* **INFORMATION SUPPLIED**
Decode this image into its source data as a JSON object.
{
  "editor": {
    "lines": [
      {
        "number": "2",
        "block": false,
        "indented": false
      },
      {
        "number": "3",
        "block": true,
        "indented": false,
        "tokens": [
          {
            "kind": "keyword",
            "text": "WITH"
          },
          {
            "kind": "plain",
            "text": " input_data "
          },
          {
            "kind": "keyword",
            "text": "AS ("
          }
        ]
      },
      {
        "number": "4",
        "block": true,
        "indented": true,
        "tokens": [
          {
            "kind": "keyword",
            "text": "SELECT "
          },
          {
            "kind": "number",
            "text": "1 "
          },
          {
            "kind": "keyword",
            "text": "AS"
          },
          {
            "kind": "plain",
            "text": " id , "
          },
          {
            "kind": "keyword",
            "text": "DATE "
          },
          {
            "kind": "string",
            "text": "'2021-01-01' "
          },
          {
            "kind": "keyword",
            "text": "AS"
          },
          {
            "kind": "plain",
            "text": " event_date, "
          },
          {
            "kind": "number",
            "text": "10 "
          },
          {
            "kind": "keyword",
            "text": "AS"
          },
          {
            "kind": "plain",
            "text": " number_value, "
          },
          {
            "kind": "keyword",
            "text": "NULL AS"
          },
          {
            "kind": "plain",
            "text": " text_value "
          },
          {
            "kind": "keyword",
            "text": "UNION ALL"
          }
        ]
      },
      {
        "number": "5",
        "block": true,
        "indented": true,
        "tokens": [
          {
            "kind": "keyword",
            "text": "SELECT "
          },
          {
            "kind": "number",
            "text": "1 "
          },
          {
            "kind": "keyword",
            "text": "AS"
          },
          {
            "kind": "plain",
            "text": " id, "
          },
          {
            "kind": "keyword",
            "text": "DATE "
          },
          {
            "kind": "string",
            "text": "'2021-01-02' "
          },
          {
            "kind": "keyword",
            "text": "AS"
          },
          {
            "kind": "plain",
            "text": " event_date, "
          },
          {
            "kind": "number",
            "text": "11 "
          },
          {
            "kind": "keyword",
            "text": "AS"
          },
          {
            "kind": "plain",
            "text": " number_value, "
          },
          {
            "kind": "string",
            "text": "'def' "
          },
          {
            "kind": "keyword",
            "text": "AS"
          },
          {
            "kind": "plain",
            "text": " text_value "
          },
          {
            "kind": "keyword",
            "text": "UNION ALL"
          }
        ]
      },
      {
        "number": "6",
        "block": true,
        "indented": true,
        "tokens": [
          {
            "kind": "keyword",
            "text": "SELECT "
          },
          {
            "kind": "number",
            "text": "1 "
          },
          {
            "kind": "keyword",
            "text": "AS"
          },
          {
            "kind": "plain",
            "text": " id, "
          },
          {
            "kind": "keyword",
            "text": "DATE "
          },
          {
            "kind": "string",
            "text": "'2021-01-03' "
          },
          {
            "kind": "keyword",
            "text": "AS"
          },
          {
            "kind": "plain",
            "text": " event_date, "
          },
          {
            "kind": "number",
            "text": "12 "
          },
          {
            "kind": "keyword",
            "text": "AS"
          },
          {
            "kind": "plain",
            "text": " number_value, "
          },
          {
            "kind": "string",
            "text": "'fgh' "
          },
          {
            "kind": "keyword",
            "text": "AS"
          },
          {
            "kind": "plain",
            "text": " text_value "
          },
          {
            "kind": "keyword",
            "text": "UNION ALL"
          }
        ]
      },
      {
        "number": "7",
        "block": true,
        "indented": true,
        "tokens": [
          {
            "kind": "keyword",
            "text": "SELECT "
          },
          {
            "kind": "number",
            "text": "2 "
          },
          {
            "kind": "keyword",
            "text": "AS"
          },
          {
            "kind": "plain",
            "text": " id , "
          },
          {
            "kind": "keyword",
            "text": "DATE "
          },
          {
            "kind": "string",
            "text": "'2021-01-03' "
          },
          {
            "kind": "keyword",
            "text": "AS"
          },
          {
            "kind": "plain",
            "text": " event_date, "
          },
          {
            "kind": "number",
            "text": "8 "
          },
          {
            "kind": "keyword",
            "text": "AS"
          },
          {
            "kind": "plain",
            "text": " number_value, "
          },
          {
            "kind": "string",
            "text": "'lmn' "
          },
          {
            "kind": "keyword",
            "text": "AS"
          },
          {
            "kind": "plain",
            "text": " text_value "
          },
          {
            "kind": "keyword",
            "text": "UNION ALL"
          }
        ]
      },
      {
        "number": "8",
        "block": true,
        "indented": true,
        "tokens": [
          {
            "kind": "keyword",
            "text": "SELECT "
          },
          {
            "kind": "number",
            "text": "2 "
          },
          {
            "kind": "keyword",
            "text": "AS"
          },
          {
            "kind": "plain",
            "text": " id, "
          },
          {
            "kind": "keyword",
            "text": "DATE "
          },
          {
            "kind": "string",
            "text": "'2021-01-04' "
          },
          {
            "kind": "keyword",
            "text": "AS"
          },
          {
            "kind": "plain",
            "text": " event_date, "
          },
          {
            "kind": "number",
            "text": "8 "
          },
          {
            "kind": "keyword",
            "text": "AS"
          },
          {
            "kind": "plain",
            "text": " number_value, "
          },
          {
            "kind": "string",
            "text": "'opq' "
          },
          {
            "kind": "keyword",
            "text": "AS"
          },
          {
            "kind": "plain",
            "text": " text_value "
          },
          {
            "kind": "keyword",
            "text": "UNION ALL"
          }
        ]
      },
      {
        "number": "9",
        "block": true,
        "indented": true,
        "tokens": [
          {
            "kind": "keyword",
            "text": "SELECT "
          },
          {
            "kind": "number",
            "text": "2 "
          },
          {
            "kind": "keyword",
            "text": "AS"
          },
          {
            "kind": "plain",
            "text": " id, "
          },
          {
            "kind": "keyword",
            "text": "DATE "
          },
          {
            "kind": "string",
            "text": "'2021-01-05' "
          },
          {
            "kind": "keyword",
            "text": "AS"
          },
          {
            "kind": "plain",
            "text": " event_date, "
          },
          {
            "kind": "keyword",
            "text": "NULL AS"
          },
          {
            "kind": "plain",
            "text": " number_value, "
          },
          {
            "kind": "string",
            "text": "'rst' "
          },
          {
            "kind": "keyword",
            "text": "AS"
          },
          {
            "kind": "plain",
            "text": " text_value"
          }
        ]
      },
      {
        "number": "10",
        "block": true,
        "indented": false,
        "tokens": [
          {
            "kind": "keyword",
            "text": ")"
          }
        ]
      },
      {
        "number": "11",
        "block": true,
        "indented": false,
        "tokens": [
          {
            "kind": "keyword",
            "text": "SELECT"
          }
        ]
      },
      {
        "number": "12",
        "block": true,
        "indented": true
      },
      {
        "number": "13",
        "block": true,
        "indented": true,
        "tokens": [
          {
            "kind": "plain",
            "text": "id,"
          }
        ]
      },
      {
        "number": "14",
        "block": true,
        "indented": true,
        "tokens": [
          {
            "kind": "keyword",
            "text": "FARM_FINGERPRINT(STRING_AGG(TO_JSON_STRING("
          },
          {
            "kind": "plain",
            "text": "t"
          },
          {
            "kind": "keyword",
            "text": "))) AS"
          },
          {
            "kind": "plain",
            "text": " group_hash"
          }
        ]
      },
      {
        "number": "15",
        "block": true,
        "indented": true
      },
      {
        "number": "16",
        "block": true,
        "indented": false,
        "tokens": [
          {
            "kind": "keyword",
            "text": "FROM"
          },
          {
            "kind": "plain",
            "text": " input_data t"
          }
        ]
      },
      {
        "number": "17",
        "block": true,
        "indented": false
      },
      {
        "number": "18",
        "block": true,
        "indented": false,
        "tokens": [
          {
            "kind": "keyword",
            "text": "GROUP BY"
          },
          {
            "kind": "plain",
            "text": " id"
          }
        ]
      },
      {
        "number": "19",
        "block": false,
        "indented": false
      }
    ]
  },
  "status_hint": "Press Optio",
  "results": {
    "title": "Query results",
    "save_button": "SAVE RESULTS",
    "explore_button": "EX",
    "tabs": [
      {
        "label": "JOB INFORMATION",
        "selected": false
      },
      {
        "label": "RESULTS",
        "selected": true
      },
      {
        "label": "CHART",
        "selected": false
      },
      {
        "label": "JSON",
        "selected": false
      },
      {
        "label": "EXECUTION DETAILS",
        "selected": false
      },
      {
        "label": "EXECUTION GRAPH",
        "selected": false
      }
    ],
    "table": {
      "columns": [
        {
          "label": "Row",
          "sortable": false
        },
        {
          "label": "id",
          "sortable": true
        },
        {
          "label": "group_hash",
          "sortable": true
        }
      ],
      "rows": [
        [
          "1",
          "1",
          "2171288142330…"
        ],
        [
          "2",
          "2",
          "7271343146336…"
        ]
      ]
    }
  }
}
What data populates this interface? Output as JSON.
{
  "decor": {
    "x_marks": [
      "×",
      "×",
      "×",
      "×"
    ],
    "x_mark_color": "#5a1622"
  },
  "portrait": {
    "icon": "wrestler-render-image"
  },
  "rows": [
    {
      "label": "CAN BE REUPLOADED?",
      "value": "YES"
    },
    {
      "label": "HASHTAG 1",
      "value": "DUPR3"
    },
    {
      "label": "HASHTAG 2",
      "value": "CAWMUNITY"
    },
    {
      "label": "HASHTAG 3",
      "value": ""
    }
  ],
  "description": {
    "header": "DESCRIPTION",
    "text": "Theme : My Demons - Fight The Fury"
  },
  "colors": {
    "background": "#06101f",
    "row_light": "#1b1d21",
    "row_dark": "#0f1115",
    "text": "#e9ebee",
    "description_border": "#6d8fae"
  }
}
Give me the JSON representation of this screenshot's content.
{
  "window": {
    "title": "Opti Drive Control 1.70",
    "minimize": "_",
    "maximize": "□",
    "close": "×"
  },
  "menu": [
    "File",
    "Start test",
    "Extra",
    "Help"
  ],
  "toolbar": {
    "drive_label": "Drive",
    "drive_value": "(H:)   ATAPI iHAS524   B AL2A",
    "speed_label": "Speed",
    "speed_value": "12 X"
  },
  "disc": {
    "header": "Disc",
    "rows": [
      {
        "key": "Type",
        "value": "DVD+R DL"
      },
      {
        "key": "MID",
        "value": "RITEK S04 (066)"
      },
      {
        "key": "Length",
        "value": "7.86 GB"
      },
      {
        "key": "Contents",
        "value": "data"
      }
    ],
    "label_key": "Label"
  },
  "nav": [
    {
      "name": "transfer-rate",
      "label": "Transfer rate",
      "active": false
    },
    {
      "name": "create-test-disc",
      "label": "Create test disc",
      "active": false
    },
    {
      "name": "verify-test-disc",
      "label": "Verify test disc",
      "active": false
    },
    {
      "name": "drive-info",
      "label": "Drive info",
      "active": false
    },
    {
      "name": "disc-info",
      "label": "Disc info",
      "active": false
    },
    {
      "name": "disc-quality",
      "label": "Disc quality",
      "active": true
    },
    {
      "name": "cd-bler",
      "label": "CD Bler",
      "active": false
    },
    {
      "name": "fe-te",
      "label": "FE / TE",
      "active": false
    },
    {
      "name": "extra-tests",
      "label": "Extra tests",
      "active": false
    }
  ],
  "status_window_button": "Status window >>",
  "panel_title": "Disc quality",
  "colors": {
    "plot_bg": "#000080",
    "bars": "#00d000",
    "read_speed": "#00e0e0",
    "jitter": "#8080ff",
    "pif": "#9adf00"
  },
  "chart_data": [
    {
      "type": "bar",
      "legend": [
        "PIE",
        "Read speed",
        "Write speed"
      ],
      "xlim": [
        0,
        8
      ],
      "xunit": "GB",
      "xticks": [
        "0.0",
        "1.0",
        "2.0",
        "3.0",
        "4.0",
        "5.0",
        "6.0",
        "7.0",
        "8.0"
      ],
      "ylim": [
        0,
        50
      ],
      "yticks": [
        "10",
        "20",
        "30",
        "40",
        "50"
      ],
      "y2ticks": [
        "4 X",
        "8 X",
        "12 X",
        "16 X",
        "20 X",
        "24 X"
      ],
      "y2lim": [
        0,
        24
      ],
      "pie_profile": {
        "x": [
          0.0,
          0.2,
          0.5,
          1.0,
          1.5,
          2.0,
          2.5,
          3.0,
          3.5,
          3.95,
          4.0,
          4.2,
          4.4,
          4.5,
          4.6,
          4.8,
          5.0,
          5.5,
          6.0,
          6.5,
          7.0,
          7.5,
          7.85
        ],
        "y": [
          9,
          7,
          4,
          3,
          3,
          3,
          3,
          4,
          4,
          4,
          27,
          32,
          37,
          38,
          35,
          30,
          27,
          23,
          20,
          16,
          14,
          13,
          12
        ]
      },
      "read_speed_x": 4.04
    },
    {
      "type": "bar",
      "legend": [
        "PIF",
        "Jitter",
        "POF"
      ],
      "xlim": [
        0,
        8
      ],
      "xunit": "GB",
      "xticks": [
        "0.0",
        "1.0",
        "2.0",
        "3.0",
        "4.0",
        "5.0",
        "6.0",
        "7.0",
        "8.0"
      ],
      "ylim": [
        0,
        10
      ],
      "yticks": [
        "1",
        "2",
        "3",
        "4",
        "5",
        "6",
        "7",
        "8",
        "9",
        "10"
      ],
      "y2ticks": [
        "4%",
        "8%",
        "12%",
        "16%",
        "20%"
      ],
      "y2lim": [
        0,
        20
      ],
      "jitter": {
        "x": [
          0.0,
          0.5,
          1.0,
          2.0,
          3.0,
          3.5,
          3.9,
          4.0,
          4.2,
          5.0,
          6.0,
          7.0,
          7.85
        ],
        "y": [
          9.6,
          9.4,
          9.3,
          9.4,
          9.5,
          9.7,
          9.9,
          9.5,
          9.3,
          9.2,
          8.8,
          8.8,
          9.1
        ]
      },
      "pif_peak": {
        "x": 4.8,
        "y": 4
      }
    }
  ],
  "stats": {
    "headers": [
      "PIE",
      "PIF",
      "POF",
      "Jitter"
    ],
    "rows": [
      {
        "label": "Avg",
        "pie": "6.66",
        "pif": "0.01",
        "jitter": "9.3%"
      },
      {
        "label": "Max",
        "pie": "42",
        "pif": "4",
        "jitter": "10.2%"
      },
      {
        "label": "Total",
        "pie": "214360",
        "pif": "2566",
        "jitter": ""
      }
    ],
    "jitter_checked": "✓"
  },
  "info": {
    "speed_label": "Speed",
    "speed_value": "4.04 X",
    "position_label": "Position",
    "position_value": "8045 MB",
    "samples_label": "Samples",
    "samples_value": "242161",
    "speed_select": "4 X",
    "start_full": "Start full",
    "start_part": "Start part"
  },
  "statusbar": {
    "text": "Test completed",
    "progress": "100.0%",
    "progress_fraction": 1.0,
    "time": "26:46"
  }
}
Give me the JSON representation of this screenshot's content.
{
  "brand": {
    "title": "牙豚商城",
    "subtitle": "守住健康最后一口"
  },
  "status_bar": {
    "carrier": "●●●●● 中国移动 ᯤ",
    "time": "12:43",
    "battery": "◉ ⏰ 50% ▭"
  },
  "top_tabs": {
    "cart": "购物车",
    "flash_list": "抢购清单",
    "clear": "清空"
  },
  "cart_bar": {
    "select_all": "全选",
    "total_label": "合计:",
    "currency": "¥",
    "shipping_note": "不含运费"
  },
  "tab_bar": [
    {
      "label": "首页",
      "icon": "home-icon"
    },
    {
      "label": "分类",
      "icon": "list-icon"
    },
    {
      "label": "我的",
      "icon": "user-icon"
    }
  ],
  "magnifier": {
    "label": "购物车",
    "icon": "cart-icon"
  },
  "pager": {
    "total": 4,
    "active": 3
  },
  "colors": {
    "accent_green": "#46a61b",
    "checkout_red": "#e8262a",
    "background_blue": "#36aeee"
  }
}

* **EXERCISE BRIEF**
Identify the lines in the entries above that contain "Start", then copy them out.

* **FINAL RESULT**
    "Start test",
    "start_full": "Start full",
    "start_part": "Start part"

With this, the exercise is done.